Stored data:
= = = = = = =

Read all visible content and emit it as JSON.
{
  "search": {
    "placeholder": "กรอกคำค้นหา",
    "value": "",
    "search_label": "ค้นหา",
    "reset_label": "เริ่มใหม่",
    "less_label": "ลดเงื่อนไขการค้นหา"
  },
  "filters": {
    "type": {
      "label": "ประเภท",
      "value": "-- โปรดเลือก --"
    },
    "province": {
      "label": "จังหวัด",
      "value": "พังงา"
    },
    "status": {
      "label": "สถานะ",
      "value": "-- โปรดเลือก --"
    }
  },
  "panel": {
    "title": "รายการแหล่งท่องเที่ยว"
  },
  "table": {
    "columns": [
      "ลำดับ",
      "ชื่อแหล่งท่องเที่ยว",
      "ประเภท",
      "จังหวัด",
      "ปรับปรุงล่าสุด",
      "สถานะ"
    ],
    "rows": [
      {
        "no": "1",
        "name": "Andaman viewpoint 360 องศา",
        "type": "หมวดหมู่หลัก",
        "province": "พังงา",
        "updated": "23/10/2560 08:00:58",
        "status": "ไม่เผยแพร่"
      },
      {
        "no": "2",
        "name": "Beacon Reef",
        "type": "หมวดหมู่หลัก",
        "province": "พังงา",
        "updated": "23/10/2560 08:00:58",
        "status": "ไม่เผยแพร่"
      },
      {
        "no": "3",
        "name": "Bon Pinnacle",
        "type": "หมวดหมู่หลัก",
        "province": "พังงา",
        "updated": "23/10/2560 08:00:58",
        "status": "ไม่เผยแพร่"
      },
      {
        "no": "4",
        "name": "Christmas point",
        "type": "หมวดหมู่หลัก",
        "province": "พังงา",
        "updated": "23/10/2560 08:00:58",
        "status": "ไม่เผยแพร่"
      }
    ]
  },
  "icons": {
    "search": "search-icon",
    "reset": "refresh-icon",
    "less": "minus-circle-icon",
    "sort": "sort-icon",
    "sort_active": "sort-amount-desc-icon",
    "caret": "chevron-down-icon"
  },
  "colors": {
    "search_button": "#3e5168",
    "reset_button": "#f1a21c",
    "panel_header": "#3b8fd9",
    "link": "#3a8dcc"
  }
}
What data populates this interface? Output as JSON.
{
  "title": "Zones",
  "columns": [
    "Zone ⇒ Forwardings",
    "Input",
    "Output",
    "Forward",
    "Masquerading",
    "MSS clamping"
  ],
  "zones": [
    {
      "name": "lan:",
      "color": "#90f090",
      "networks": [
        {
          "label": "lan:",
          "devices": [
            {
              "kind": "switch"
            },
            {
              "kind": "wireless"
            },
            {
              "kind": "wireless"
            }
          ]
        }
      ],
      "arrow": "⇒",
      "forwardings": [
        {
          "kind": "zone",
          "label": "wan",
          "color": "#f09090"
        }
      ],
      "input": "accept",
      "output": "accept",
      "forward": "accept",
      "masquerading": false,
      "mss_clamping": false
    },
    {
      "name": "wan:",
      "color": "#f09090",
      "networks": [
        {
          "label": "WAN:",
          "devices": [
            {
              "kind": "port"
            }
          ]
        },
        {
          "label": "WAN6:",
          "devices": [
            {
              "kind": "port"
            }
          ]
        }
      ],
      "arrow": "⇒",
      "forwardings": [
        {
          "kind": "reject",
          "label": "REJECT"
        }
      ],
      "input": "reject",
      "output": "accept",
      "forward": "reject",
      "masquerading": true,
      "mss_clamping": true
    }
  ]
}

= = = = = = =

§ **STATED PROBLEM**: Could you transcribe the records in full, exactly?

§ **OUTPUT OF THE EXERCISE**:
Read all visible content and emit it as JSON.
{
  "search": {
    "placeholder": "กรอกคำค้นหา",
    "value": "",
    "search_label": "ค้นหา",
    "reset_label": "เริ่มใหม่",
    "less_label": "ลดเงื่อนไขการค้นหา"
  },
  "filters": {
    "type": {
      "label": "ประเภท",
      "value": "-- โปรดเลือก --"
    },
    "province": {
      "label": "จังหวัด",
      "value": "พังงา"
    },
    "status": {
      "label": "สถานะ",
      "value": "-- โปรดเลือก --"
    }
  },
  "panel": {
    "title": "รายการแหล่งท่องเที่ยว"
  },
  "table": {
    "columns": [
      "ลำดับ",
      "ชื่อแหล่งท่องเที่ยว",
      "ประเภท",
      "จังหวัด",
      "ปรับปรุงล่าสุด",
      "สถานะ"
    ],
    "rows": [
      {
        "no": "1",
        "name": "Andaman viewpoint 360 องศา",
        "type": "หมวดหมู่หลัก",
        "province": "พังงา",
        "updated": "23/10/2560 08:00:58",
        "status": "ไม่เผยแพร่"
      },
      {
        "no": "2",
        "name": "Beacon Reef",
        "type": "หมวดหมู่หลัก",
        "province": "พังงา",
        "updated": "23/10/2560 08:00:58",
        "status": "ไม่เผยแพร่"
      },
      {
        "no": "3",
        "name": "Bon Pinnacle",
        "type": "หมวดหมู่หลัก",
        "province": "พังงา",
        "updated": "23/10/2560 08:00:58",
        "status": "ไม่เผยแพร่"
      },
      {
        "no": "4",
        "name": "Christmas point",
        "type": "หมวดหมู่หลัก",
        "province": "พังงา",
        "updated": "23/10/2560 08:00:58",
        "status": "ไม่เผยแพร่"
      }
    ]
  },
  "icons": {
    "search": "search-icon",
    "reset": "refresh-icon",
    "less": "minus-circle-icon",
    "sort": "sort-icon",
    "sort_active": "sort-amount-desc-icon",
    "caret": "chevron-down-icon"
  },
  "colors": {
    "search_button": "#3e5168",
    "reset_button": "#f1a21c",
    "panel_header": "#3b8fd9",
    "link": "#3a8dcc"
  }
}
What data populates this interface? Output as JSON.
{
  "title": "Zones",
  "columns": [
    "Zone ⇒ Forwardings",
    "Input",
    "Output",
    "Forward",
    "Masquerading",
    "MSS clamping"
  ],
  "zones": [
    {
      "name": "lan:",
      "color": "#90f090",
      "networks": [
        {
          "label": "lan:",
          "devices": [
            {
              "kind": "switch"
            },
            {
              "kind": "wireless"
            },
            {
              "kind": "wireless"
            }
          ]
        }
      ],
      "arrow": "⇒",
      "forwardings": [
        {
          "kind": "zone",
          "label": "wan",
          "color": "#f09090"
        }
      ],
      "input": "accept",
      "output": "accept",
      "forward": "accept",
      "masquerading": false,
      "mss_clamping": false
    },
    {
      "name": "wan:",
      "color": "#f09090",
      "networks": [
        {
          "label": "WAN:",
          "devices": [
            {
              "kind": "port"
            }
          ]
        },
        {
          "label": "WAN6:",
          "devices": [
            {
              "kind": "port"
            }
          ]
        }
      ],
      "arrow": "⇒",
      "forwardings": [
        {
          "kind": "reject",
          "label": "REJECT"
        }
      ],
      "input": "reject",
      "output": "accept",
      "forward": "reject",
      "masquerading": true,
      "mss_clamping": true
    }
  ]
}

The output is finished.